> **Selected text**:
BEGIN

Ukrainian synthpop dance boyband

Kazaky is a Ukrainian synthpop dance boyband, made up of Kyryll Fedorenko, Artur Gaspar and Artemiy Lazarev. Assembled in Kyiv in 2010 by former original member Zhezhel, a choreographer, the group has released two albums and several singles so far. In 2016 the group announced they were disbanding saying "It's time to create new interesting things" with the group members pursuing solo careers. In 2019, the group reformed with two new members Vlad Koval and Evgeny Goncharenko.

==History==

===2010–11: Formation and Single releases ===
The band is originally made up of Kyryll Fedorenko, Artur Gaspar, Stas Pavlov and Oleg Zhezhel. The group's first single, "In the Middle", was released at the end of 2010, earning them the "Breakthrough of the Year" award at the 2010 Myway Dance Awards. The video features the four group members dancing in boy clothes at first, and then transitioning into a more androgynous look with their signature stiletto heels. It was then followed by the video for their second single, "Love," shot in black & white. In June 2011, the group performed at the DSquared² Men Spring/Summer 2012 runway show. On 16 July 2011, they made their American debut at Club 57 in New York City, and performed their third single "I'm Just a Dancer" for the first time. In August 2011, original member Pavlov left the group and was replaced by Italian singer Francesco Borgato.

END

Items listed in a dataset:

BEGIN

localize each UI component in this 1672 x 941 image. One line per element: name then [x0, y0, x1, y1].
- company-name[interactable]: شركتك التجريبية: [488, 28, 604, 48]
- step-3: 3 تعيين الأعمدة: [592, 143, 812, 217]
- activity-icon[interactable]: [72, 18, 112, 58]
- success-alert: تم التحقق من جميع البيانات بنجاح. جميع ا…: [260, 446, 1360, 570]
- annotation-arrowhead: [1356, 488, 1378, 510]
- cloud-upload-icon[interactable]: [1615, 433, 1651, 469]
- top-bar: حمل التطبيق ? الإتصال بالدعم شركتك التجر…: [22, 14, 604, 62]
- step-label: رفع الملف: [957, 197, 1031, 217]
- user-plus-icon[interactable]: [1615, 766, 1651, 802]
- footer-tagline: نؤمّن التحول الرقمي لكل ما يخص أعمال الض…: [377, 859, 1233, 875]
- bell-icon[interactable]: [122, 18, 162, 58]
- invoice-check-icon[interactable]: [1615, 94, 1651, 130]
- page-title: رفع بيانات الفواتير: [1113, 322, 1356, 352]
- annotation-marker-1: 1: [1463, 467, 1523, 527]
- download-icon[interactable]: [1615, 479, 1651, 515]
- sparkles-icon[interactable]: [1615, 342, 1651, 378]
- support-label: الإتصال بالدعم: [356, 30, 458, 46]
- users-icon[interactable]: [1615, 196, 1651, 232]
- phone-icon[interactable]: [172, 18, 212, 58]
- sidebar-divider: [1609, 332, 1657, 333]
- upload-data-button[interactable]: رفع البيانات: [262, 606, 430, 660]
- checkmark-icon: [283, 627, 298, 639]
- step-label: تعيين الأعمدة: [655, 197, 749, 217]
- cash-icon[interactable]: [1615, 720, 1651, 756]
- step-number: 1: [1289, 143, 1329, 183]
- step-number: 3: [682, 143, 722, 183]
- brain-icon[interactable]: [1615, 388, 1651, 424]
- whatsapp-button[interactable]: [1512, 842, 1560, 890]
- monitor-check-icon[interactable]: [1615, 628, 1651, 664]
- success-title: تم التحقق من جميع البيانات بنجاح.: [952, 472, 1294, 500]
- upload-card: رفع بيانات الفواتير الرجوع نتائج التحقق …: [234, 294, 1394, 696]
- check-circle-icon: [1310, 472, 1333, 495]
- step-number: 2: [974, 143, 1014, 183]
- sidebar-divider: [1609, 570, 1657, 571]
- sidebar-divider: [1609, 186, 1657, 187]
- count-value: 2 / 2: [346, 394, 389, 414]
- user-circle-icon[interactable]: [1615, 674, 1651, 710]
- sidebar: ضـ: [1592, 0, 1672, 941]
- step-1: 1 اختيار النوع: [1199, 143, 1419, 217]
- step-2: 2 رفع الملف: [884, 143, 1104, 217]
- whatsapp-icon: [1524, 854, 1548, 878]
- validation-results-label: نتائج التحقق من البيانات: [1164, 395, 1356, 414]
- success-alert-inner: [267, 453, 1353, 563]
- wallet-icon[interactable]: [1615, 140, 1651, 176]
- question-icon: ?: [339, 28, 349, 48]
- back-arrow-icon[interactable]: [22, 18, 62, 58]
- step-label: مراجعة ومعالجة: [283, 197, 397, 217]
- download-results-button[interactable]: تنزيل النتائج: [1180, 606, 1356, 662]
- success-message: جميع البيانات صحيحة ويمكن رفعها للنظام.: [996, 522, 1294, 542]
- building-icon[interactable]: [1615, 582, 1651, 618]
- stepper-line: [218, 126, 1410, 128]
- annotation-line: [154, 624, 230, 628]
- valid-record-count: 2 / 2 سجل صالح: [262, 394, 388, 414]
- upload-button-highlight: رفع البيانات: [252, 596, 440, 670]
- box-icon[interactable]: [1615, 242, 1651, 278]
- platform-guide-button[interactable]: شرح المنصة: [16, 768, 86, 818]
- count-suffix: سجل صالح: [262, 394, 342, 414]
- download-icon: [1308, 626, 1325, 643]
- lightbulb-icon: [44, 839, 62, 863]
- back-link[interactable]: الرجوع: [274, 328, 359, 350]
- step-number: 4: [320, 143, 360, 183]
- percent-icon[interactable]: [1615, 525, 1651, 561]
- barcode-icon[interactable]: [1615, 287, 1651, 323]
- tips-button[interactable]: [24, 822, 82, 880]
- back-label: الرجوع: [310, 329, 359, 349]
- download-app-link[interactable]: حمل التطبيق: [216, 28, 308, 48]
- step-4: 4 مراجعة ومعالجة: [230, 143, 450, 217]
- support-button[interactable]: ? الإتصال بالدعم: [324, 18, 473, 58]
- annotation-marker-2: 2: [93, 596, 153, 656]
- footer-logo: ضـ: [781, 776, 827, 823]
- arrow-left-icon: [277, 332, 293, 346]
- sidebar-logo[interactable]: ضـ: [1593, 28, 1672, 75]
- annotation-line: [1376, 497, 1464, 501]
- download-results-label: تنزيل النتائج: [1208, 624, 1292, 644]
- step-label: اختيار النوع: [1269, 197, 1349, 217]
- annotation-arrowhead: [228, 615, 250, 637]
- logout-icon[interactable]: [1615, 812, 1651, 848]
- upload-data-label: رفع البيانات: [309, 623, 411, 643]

END

> **Study questions**:
[1] In the Kazaky text, change everything from "Kazaky is a" down to "and Evgeny Goncharenko.", using "Kiev" in place of "Kyiv".
[2] Answer these questions from the Kazaky text:
(a) Which two new members joined when the group reformed in 2019?
(b) What award did the single "In the Middle" earn the group, and at which event?
(c) Where did the group make its American debut on 16 July 2011?
The records aren't needed for these tasks.

> **Per-task outputs**:
[1]
Kazaky is a Ukrainian synthpop dance boyband, made up of Kyryll Fedorenko, Artur Gaspar and Artemiy Lazarev. Assembled in Kiev in 2010 by former original member Zhezhel, a choreographer, the group has released two albums and several singles so far. In 2016 the group announced they were disbanding saying "It's time to create new interesting things" with the group members pursuing solo careers. In 2019, the group reformed with two new members Vlad Koval and Evgeny Goncharenko.

[2]
(a) Vlad Koval and Evgeny Goncharenko.
(b) The "Breakthrough of the Year" award at the 2010 Myway Dance Awards.
(c) At Club 57 in New York City.